[Data entries]

%%

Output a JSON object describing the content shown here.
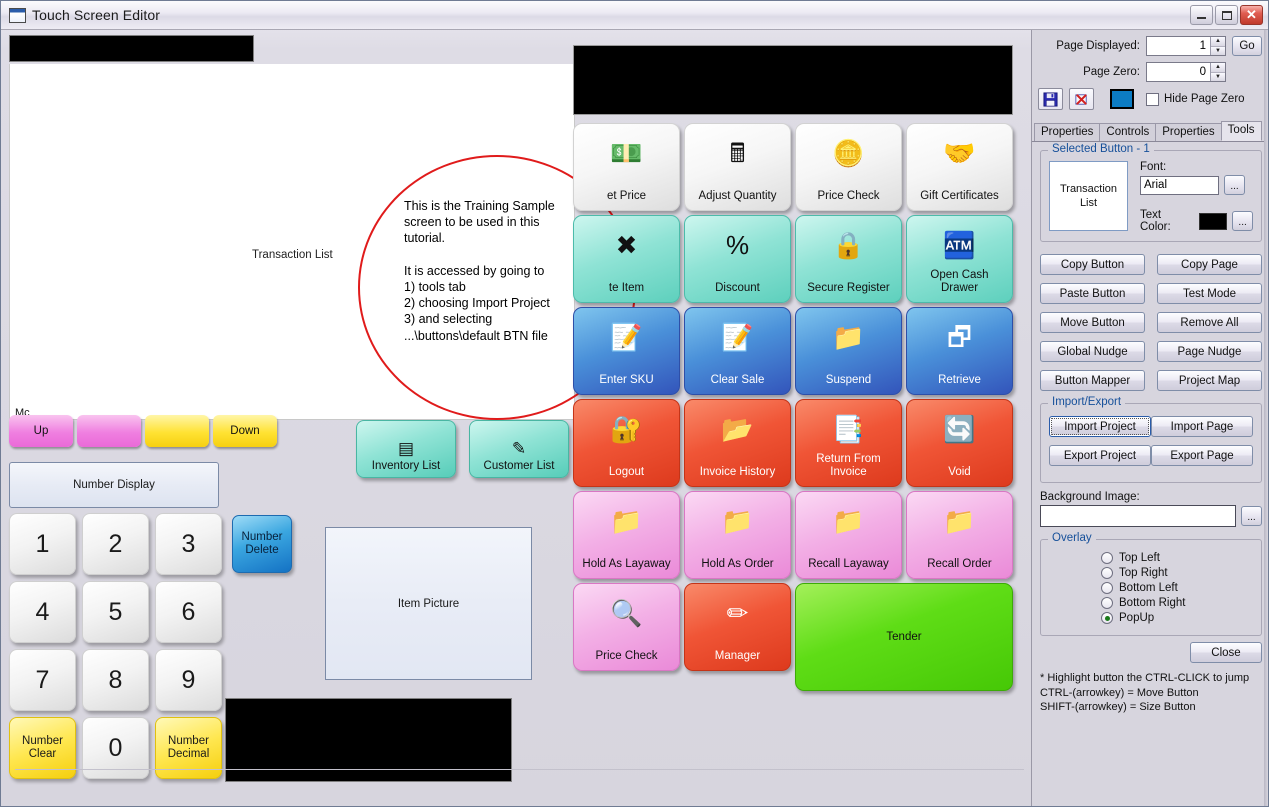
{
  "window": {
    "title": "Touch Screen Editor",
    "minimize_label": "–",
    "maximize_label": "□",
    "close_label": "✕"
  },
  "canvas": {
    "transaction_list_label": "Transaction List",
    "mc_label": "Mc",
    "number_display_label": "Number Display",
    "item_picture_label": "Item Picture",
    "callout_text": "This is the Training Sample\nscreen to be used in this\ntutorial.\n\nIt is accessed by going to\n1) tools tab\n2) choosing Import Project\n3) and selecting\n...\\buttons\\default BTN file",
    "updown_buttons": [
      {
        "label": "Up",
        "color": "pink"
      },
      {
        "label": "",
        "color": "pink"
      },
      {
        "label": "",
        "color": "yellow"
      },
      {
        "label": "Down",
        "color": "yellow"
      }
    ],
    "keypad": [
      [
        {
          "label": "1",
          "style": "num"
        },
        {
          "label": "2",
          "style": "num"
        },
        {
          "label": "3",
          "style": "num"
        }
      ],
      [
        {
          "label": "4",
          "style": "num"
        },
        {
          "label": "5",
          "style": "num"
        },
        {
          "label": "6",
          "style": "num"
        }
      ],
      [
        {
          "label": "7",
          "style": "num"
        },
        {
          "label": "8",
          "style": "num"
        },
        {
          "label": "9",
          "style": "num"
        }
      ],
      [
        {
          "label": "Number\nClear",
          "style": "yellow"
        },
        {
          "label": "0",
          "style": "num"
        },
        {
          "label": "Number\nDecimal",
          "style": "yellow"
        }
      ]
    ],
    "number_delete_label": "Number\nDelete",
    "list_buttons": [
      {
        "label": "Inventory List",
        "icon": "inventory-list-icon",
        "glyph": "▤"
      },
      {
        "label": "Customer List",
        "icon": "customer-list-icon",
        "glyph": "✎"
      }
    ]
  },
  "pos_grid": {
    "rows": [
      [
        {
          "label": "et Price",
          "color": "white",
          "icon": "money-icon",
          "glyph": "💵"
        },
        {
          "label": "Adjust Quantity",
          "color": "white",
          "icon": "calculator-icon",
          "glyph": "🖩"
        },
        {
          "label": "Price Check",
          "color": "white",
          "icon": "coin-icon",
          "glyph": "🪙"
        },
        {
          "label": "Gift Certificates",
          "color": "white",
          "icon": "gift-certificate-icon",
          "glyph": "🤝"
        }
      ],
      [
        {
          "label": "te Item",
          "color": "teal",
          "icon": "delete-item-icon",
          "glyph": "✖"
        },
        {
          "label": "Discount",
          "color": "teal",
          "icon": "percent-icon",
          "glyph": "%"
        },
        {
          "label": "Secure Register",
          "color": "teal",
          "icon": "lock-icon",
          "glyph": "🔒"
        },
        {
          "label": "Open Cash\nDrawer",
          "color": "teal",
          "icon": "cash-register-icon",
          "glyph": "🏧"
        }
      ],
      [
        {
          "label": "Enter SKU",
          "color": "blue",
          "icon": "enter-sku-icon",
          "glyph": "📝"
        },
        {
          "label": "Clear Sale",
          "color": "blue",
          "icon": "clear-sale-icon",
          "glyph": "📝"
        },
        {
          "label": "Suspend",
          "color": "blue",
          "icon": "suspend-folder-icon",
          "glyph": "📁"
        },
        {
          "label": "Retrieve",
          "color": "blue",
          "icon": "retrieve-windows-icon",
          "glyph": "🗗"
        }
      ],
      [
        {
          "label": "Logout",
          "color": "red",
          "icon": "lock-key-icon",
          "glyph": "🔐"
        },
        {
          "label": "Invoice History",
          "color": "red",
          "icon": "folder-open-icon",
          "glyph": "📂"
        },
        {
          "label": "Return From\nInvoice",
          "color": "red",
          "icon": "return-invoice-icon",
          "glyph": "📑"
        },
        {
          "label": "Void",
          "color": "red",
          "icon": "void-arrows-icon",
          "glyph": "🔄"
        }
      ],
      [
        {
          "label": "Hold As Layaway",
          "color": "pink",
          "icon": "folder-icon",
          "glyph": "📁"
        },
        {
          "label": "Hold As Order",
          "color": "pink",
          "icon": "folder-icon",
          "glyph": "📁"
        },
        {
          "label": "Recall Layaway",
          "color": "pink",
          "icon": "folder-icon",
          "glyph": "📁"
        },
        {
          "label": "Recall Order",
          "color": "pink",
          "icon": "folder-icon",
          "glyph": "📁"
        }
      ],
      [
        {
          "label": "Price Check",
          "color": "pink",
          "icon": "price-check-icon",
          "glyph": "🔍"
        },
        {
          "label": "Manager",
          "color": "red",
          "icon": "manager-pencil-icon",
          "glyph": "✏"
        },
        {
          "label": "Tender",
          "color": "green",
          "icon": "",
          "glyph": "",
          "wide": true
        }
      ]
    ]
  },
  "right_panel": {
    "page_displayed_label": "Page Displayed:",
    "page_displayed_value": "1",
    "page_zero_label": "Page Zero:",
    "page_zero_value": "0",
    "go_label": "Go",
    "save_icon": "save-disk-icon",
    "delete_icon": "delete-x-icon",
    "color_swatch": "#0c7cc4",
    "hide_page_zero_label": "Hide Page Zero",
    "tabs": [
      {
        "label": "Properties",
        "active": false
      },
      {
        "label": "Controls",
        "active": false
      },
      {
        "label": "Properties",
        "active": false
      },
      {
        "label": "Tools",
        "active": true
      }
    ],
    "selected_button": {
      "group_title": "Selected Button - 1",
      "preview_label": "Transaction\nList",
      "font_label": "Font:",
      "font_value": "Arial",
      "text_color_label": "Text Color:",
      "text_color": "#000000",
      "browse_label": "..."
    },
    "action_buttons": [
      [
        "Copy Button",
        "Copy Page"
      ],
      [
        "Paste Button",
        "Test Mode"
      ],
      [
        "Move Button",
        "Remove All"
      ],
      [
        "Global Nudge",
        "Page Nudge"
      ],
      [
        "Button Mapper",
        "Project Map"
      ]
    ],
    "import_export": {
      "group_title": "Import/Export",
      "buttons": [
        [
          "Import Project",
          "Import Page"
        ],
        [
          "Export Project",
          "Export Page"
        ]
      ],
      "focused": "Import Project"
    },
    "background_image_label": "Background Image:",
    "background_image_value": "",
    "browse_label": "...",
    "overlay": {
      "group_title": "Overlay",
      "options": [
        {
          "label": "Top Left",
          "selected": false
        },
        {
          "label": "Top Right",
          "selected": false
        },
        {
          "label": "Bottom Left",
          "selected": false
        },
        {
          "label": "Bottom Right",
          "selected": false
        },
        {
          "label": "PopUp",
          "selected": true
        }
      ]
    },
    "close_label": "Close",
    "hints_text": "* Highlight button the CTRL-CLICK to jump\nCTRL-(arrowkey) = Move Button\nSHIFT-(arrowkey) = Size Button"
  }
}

%%

DIRECTIONS :: Among the records above, how many lines carry the string "Bottom"? Reply with the number alone.

SOLVED EXERCISE :: 2